> **Written problem**:
Repeat the full listing below verbatim and keep the images out.
━━━━
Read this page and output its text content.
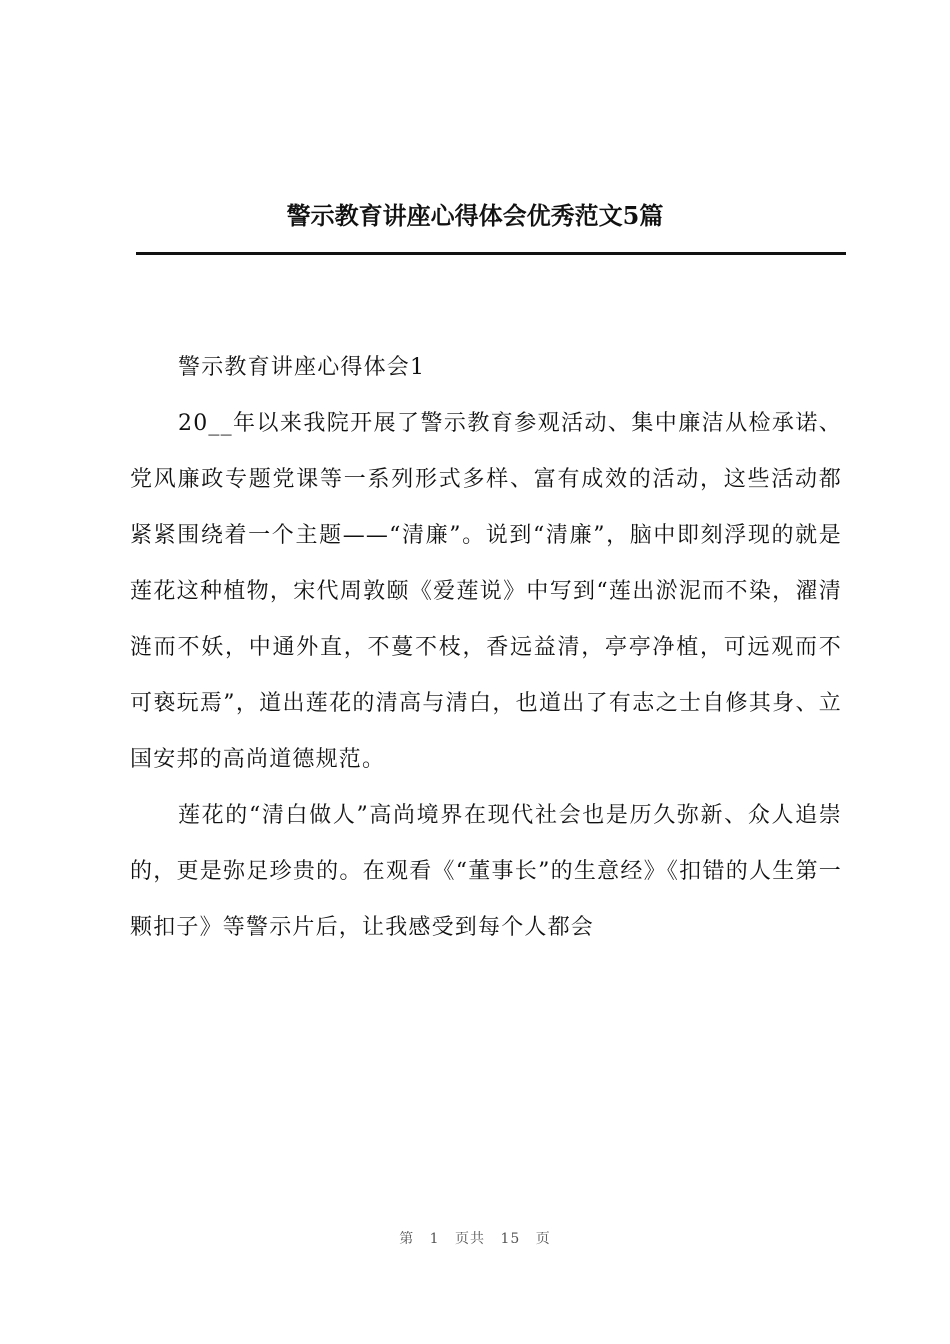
警示教育讲座心得体会优秀范文5篇

警示教育讲座心得体会1

20__年以来我院开展了警示教育参观活动、集中廉洁从检承诺、党风廉政专题党课等一系列形式多样、富有成效的活动，这些活动都紧紧围绕着一个主题——“清廉”。说到“清廉”，脑中即刻浮现的就是莲花这种植物，宋代周敦颐《爱莲说》中写到“莲出淤泥而不染，濯清涟而不妖，中通外直，不蔓不枝，香远益清，亭亭净植，可远观而不可亵玩焉”，道出莲花的清高与清白，也道出了有志之士自修其身、立国安邦的高尚道德规范。

莲花的“清白做人”高尚境界在现代社会也是历久弥新、众人追崇的，更是弥足珍贵的。在观看《“董事长”的生意经》《扣错的人生第一颗扣子》等警示片后，让我感受到每个人都会

第 1 页共 15 页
━━━━
> **Task output**:
Read this page and output its text content.
警示教育讲座心得体会优秀范文5篇

警示教育讲座心得体会1

20__年以来我院开展了警示教育参观活动、集中廉洁从检承诺、党风廉政专题党课等一系列形式多样、富有成效的活动，这些活动都紧紧围绕着一个主题——“清廉”。说到“清廉”，脑中即刻浮现的就是莲花这种植物，宋代周敦颐《爱莲说》中写到“莲出淤泥而不染，濯清涟而不妖，中通外直，不蔓不枝，香远益清，亭亭净植，可远观而不可亵玩焉”，道出莲花的清高与清白，也道出了有志之士自修其身、立国安邦的高尚道德规范。

莲花的“清白做人”高尚境界在现代社会也是历久弥新、众人追崇的，更是弥足珍贵的。在观看《“董事长”的生意经》《扣错的人生第一颗扣子》等警示片后，让我感受到每个人都会

第 1 页共 15 页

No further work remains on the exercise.